-- BEGIN --

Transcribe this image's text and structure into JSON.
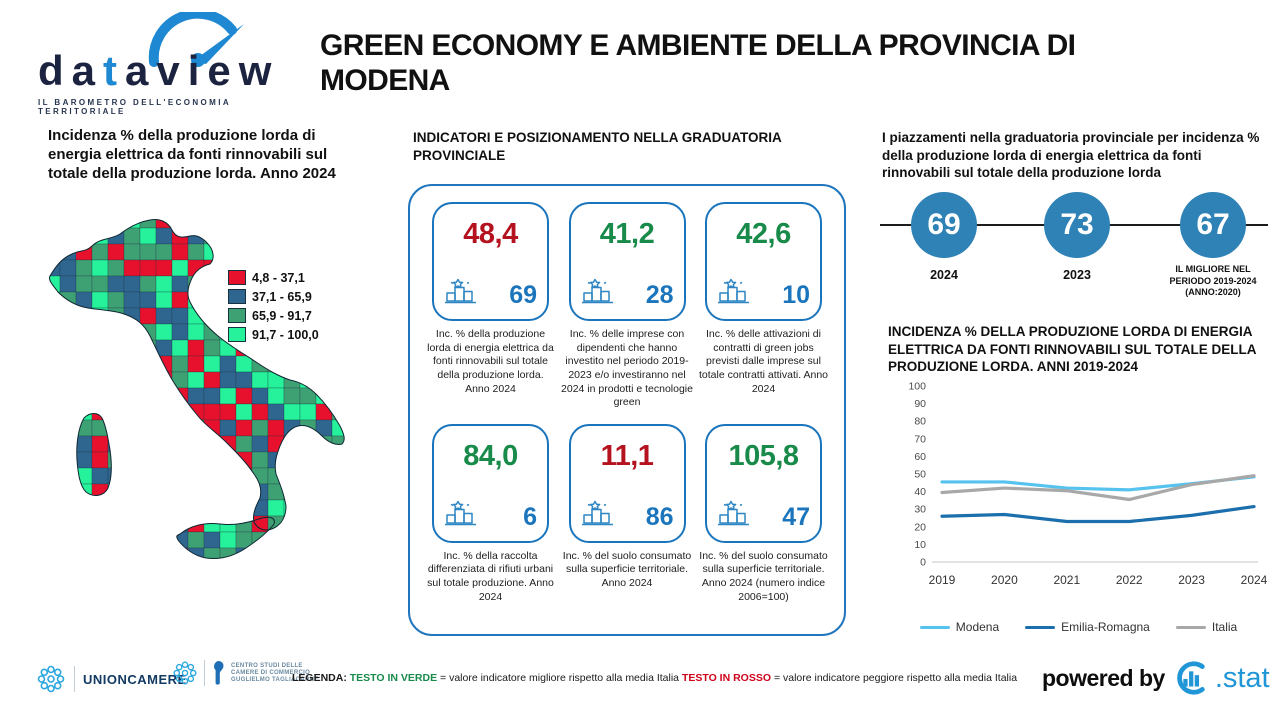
{
  "brand": {
    "wordmark_prefix": "da",
    "wordmark_t": "t",
    "wordmark_suffix": "aview",
    "tagline": "IL BAROMETRO DELL'ECONOMIA TERRITORIALE"
  },
  "header": {
    "title": "GREEN ECONOMY E AMBIENTE DELLA PROVINCIA DI MODENA"
  },
  "map_section": {
    "title": "Incidenza % della produzione lorda di energia elettrica da fonti rinnovabili sul totale della produzione lorda. Anno 2024",
    "legend": [
      {
        "label": "4,8 - 37,1",
        "color": "#e8112d"
      },
      {
        "label": "37,1 - 65,9",
        "color": "#2f6690"
      },
      {
        "label": "65,9 - 91,7",
        "color": "#3ea173"
      },
      {
        "label": "91,7 - 100,0",
        "color": "#25f29a"
      }
    ],
    "outline_color": "#0e2733"
  },
  "indicators": {
    "title": "INDICATORI E POSIZIONAMENTO NELLA GRADUATORIA PROVINCIALE",
    "accent_color": "#1b75bc",
    "cards": [
      {
        "value": "48,4",
        "value_color": "#b5121f",
        "rank": "69",
        "description": "Inc. % della produzione lorda di energia elettrica da fonti rinnovabili sul totale della produzione lorda. Anno 2024"
      },
      {
        "value": "41,2",
        "value_color": "#188a4a",
        "rank": "28",
        "description": "Inc. % delle imprese con dipendenti che hanno investito nel periodo 2019-2023 e/o investiranno nel 2024 in prodotti e tecnologie green"
      },
      {
        "value": "42,6",
        "value_color": "#188a4a",
        "rank": "10",
        "description": "Inc. % delle attivazioni di contratti di green jobs previsti dalle imprese sul totale contratti attivati. Anno 2024"
      },
      {
        "value": "84,0",
        "value_color": "#188a4a",
        "rank": "6",
        "description": "Inc. % della raccolta differenziata di rifiuti urbani sul totale produzione. Anno 2024"
      },
      {
        "value": "11,1",
        "value_color": "#b5121f",
        "rank": "86",
        "description": "Inc. % del suolo consumato sulla superficie territoriale. Anno 2024"
      },
      {
        "value": "105,8",
        "value_color": "#188a4a",
        "rank": "47",
        "description": "Inc. % del suolo consumato sulla superficie territoriale. Anno 2024 (numero indice 2006=100)"
      }
    ]
  },
  "rankings": {
    "title": "I piazzamenti nella graduatoria provinciale per incidenza % della produzione lorda di energia elettrica da fonti rinnovabili sul totale della produzione lorda",
    "circle_color": "#2e82b5",
    "items": [
      {
        "value": "69",
        "label": "2024"
      },
      {
        "value": "73",
        "label": "2023"
      },
      {
        "value": "67",
        "label": "IL MIGLIORE NEL PERIODO 2019-2024 (ANNO:2020)"
      }
    ]
  },
  "chart_data": {
    "type": "line",
    "title": "INCIDENZA % DELLA PRODUZIONE LORDA DI ENERGIA ELETTRICA DA FONTI RINNOVABILI SUL TOTALE DELLA PRODUZIONE LORDA. ANNI 2019-2024",
    "x": [
      2019,
      2020,
      2021,
      2022,
      2023,
      2024
    ],
    "series": [
      {
        "name": "Modena",
        "color": "#56c2ee",
        "values": [
          45.5,
          45.5,
          42.0,
          41.0,
          44.5,
          48.4
        ]
      },
      {
        "name": "Emilia-Romagna",
        "color": "#1c6fad",
        "values": [
          26.0,
          27.0,
          23.0,
          23.0,
          26.5,
          31.5
        ]
      },
      {
        "name": "Italia",
        "color": "#a8a8a8",
        "values": [
          39.5,
          42.0,
          40.5,
          35.5,
          44.0,
          49.0
        ]
      }
    ],
    "ylim": [
      0,
      100
    ],
    "ytick_step": 10,
    "grid": false,
    "legend_position": "bottom"
  },
  "footer": {
    "unioncamere": "UNIONCAMERE",
    "centro_studi_lines": [
      "CENTRO STUDI DELLE",
      "CAMERE DI COMMERCIO",
      "GUGLIELMO TAGLIACARNE"
    ],
    "legenda_label": "LEGENDA:",
    "green_term": "TESTO IN VERDE",
    "green_desc": "= valore indicatore migliore rispetto alla media Italia",
    "red_term": "TESTO IN ROSSO",
    "red_desc": "= valore indicatore peggiore rispetto alla media Italia",
    "green_color": "#188a4a",
    "red_color": "#d0021b",
    "powered_by": "powered by",
    "stat_label": ".stat",
    "stat_color": "#2196d6"
  }
}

-- END --

Directions for this task: Write the lines above out again exactly, without any of their pictures.

Solution for this problem:
Transcribe this image's text and structure into JSON.
{
  "brand": {
    "wordmark_prefix": "da",
    "wordmark_t": "t",
    "wordmark_suffix": "aview",
    "tagline": "IL BAROMETRO DELL'ECONOMIA TERRITORIALE"
  },
  "header": {
    "title": "GREEN ECONOMY E AMBIENTE DELLA PROVINCIA DI MODENA"
  },
  "map_section": {
    "title": "Incidenza % della produzione lorda di energia elettrica da fonti rinnovabili sul totale della produzione lorda. Anno 2024",
    "legend": [
      {
        "label": "4,8 - 37,1",
        "color": "#e8112d"
      },
      {
        "label": "37,1 - 65,9",
        "color": "#2f6690"
      },
      {
        "label": "65,9 - 91,7",
        "color": "#3ea173"
      },
      {
        "label": "91,7 - 100,0",
        "color": "#25f29a"
      }
    ],
    "outline_color": "#0e2733"
  },
  "indicators": {
    "title": "INDICATORI E POSIZIONAMENTO NELLA GRADUATORIA PROVINCIALE",
    "accent_color": "#1b75bc",
    "cards": [
      {
        "value": "48,4",
        "value_color": "#b5121f",
        "rank": "69",
        "description": "Inc. % della produzione lorda di energia elettrica da fonti rinnovabili sul totale della produzione lorda. Anno 2024"
      },
      {
        "value": "41,2",
        "value_color": "#188a4a",
        "rank": "28",
        "description": "Inc. % delle imprese con dipendenti che hanno investito nel periodo 2019-2023 e/o investiranno nel 2024 in prodotti e tecnologie green"
      },
      {
        "value": "42,6",
        "value_color": "#188a4a",
        "rank": "10",
        "description": "Inc. % delle attivazioni di contratti di green jobs previsti dalle imprese sul totale contratti attivati. Anno 2024"
      },
      {
        "value": "84,0",
        "value_color": "#188a4a",
        "rank": "6",
        "description": "Inc. % della raccolta differenziata di rifiuti urbani sul totale produzione. Anno 2024"
      },
      {
        "value": "11,1",
        "value_color": "#b5121f",
        "rank": "86",
        "description": "Inc. % del suolo consumato sulla superficie territoriale. Anno 2024"
      },
      {
        "value": "105,8",
        "value_color": "#188a4a",
        "rank": "47",
        "description": "Inc. % del suolo consumato sulla superficie territoriale. Anno 2024 (numero indice 2006=100)"
      }
    ]
  },
  "rankings": {
    "title": "I piazzamenti nella graduatoria provinciale per incidenza % della produzione lorda di energia elettrica da fonti rinnovabili sul totale della produzione lorda",
    "circle_color": "#2e82b5",
    "items": [
      {
        "value": "69",
        "label": "2024"
      },
      {
        "value": "73",
        "label": "2023"
      },
      {
        "value": "67",
        "label": "IL MIGLIORE NEL PERIODO 2019-2024 (ANNO:2020)"
      }
    ]
  },
  "chart_data": {
    "type": "line",
    "title": "INCIDENZA % DELLA PRODUZIONE LORDA DI ENERGIA ELETTRICA DA FONTI RINNOVABILI SUL TOTALE DELLA PRODUZIONE LORDA. ANNI 2019-2024",
    "x": [
      2019,
      2020,
      2021,
      2022,
      2023,
      2024
    ],
    "series": [
      {
        "name": "Modena",
        "color": "#56c2ee",
        "values": [
          45.5,
          45.5,
          42.0,
          41.0,
          44.5,
          48.4
        ]
      },
      {
        "name": "Emilia-Romagna",
        "color": "#1c6fad",
        "values": [
          26.0,
          27.0,
          23.0,
          23.0,
          26.5,
          31.5
        ]
      },
      {
        "name": "Italia",
        "color": "#a8a8a8",
        "values": [
          39.5,
          42.0,
          40.5,
          35.5,
          44.0,
          49.0
        ]
      }
    ],
    "ylim": [
      0,
      100
    ],
    "ytick_step": 10,
    "grid": false,
    "legend_position": "bottom"
  },
  "footer": {
    "unioncamere": "UNIONCAMERE",
    "centro_studi_lines": [
      "CENTRO STUDI DELLE",
      "CAMERE DI COMMERCIO",
      "GUGLIELMO TAGLIACARNE"
    ],
    "legenda_label": "LEGENDA:",
    "green_term": "TESTO IN VERDE",
    "green_desc": "= valore indicatore migliore rispetto alla media Italia",
    "red_term": "TESTO IN ROSSO",
    "red_desc": "= valore indicatore peggiore rispetto alla media Italia",
    "green_color": "#188a4a",
    "red_color": "#d0021b",
    "powered_by": "powered by",
    "stat_label": ".stat",
    "stat_color": "#2196d6"
  }
}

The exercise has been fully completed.